EXERCISE BRIEF: Reproduce the listing below verbatim.

EXERCISE MATERIAL:
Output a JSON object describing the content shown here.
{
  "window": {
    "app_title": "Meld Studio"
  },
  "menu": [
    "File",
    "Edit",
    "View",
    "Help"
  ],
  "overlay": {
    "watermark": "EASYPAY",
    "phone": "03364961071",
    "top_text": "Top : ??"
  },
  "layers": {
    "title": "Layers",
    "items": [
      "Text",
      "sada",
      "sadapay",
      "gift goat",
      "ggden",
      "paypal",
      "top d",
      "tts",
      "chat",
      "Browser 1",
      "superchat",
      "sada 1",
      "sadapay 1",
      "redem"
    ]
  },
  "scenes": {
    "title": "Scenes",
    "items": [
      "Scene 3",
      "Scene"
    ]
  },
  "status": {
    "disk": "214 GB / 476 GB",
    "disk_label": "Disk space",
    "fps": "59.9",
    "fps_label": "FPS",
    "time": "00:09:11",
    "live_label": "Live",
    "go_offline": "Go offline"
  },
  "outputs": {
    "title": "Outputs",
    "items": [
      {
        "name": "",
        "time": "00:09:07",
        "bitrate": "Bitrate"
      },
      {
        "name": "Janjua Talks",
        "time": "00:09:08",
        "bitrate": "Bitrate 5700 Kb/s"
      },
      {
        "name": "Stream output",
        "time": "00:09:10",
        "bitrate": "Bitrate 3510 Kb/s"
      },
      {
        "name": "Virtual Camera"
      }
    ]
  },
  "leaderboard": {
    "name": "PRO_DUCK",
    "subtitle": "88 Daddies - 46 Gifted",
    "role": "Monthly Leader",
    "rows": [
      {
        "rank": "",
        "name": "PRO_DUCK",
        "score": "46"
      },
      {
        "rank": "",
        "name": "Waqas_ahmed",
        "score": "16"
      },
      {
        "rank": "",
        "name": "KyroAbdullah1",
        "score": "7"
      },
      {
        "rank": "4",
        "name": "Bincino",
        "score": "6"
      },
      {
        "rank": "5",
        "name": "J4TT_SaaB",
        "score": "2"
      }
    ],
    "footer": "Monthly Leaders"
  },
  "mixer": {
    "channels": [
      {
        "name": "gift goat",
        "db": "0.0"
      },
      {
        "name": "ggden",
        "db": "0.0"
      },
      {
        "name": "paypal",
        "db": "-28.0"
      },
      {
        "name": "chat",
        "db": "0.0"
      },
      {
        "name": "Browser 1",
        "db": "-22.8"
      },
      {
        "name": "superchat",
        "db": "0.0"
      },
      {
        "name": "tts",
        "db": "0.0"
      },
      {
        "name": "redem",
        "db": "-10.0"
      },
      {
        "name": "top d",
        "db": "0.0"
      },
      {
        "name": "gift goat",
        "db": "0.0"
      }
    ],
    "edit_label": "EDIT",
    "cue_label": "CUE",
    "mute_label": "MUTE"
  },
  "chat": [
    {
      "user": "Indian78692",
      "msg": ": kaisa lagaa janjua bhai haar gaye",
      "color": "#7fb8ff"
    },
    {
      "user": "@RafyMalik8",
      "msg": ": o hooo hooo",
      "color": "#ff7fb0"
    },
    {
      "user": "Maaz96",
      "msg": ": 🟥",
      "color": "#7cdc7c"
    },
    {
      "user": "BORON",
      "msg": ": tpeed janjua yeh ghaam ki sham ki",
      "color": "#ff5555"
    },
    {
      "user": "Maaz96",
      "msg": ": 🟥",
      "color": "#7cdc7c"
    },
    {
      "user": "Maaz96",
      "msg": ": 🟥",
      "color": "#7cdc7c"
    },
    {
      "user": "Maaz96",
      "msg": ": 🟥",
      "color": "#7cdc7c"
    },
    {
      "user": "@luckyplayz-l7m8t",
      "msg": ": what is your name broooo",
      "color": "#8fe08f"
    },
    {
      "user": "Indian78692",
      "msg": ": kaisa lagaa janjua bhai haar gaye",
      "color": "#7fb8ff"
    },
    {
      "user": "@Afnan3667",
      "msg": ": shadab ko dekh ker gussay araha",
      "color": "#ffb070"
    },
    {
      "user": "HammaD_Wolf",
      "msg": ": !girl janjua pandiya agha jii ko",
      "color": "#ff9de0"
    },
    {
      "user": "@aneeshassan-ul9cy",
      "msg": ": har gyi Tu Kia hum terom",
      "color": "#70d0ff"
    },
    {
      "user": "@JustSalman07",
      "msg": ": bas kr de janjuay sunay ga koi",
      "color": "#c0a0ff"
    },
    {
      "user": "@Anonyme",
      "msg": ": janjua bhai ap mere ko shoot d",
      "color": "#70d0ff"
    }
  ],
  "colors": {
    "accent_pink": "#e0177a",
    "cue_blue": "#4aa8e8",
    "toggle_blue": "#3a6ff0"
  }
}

EXERCISE OUTPUT:
Output a JSON object describing the content shown here.
{
  "window": {
    "app_title": "Meld Studio"
  },
  "menu": [
    "File",
    "Edit",
    "View",
    "Help"
  ],
  "overlay": {
    "watermark": "EASYPAY",
    "phone": "03364961071",
    "top_text": "Top : ??"
  },
  "layers": {
    "title": "Layers",
    "items": [
      "Text",
      "sada",
      "sadapay",
      "gift goat",
      "ggden",
      "paypal",
      "top d",
      "tts",
      "chat",
      "Browser 1",
      "superchat",
      "sada 1",
      "sadapay 1",
      "redem"
    ]
  },
  "scenes": {
    "title": "Scenes",
    "items": [
      "Scene 3",
      "Scene"
    ]
  },
  "status": {
    "disk": "214 GB / 476 GB",
    "disk_label": "Disk space",
    "fps": "59.9",
    "fps_label": "FPS",
    "time": "00:09:11",
    "live_label": "Live",
    "go_offline": "Go offline"
  },
  "outputs": {
    "title": "Outputs",
    "items": [
      {
        "name": "",
        "time": "00:09:07",
        "bitrate": "Bitrate"
      },
      {
        "name": "Janjua Talks",
        "time": "00:09:08",
        "bitrate": "Bitrate 5700 Kb/s"
      },
      {
        "name": "Stream output",
        "time": "00:09:10",
        "bitrate": "Bitrate 3510 Kb/s"
      },
      {
        "name": "Virtual Camera"
      }
    ]
  },
  "leaderboard": {
    "name": "PRO_DUCK",
    "subtitle": "88 Daddies - 46 Gifted",
    "role": "Monthly Leader",
    "rows": [
      {
        "rank": "",
        "name": "PRO_DUCK",
        "score": "46"
      },
      {
        "rank": "",
        "name": "Waqas_ahmed",
        "score": "16"
      },
      {
        "rank": "",
        "name": "KyroAbdullah1",
        "score": "7"
      },
      {
        "rank": "4",
        "name": "Bincino",
        "score": "6"
      },
      {
        "rank": "5",
        "name": "J4TT_SaaB",
        "score": "2"
      }
    ],
    "footer": "Monthly Leaders"
  },
  "mixer": {
    "channels": [
      {
        "name": "gift goat",
        "db": "0.0"
      },
      {
        "name": "ggden",
        "db": "0.0"
      },
      {
        "name": "paypal",
        "db": "-28.0"
      },
      {
        "name": "chat",
        "db": "0.0"
      },
      {
        "name": "Browser 1",
        "db": "-22.8"
      },
      {
        "name": "superchat",
        "db": "0.0"
      },
      {
        "name": "tts",
        "db": "0.0"
      },
      {
        "name": "redem",
        "db": "-10.0"
      },
      {
        "name": "top d",
        "db": "0.0"
      },
      {
        "name": "gift goat",
        "db": "0.0"
      }
    ],
    "edit_label": "EDIT",
    "cue_label": "CUE",
    "mute_label": "MUTE"
  },
  "chat": [
    {
      "user": "Indian78692",
      "msg": ": kaisa lagaa janjua bhai haar gaye",
      "color": "#7fb8ff"
    },
    {
      "user": "@RafyMalik8",
      "msg": ": o hooo hooo",
      "color": "#ff7fb0"
    },
    {
      "user": "Maaz96",
      "msg": ": 🟥",
      "color": "#7cdc7c"
    },
    {
      "user": "BORON",
      "msg": ": tpeed janjua yeh ghaam ki sham ki",
      "color": "#ff5555"
    },
    {
      "user": "Maaz96",
      "msg": ": 🟥",
      "color": "#7cdc7c"
    },
    {
      "user": "Maaz96",
      "msg": ": 🟥",
      "color": "#7cdc7c"
    },
    {
      "user": "Maaz96",
      "msg": ": 🟥",
      "color": "#7cdc7c"
    },
    {
      "user": "@luckyplayz-l7m8t",
      "msg": ": what is your name broooo",
      "color": "#8fe08f"
    },
    {
      "user": "Indian78692",
      "msg": ": kaisa lagaa janjua bhai haar gaye",
      "color": "#7fb8ff"
    },
    {
      "user": "@Afnan3667",
      "msg": ": shadab ko dekh ker gussay araha",
      "color": "#ffb070"
    },
    {
      "user": "HammaD_Wolf",
      "msg": ": !girl janjua pandiya agha jii ko",
      "color": "#ff9de0"
    },
    {
      "user": "@aneeshassan-ul9cy",
      "msg": ": har gyi Tu Kia hum terom",
      "color": "#70d0ff"
    },
    {
      "user": "@JustSalman07",
      "msg": ": bas kr de janjuay sunay ga koi",
      "color": "#c0a0ff"
    },
    {
      "user": "@Anonyme",
      "msg": ": janjua bhai ap mere ko shoot d",
      "color": "#70d0ff"
    }
  ],
  "colors": {
    "accent_pink": "#e0177a",
    "cue_blue": "#4aa8e8",
    "toggle_blue": "#3a6ff0"
  }
}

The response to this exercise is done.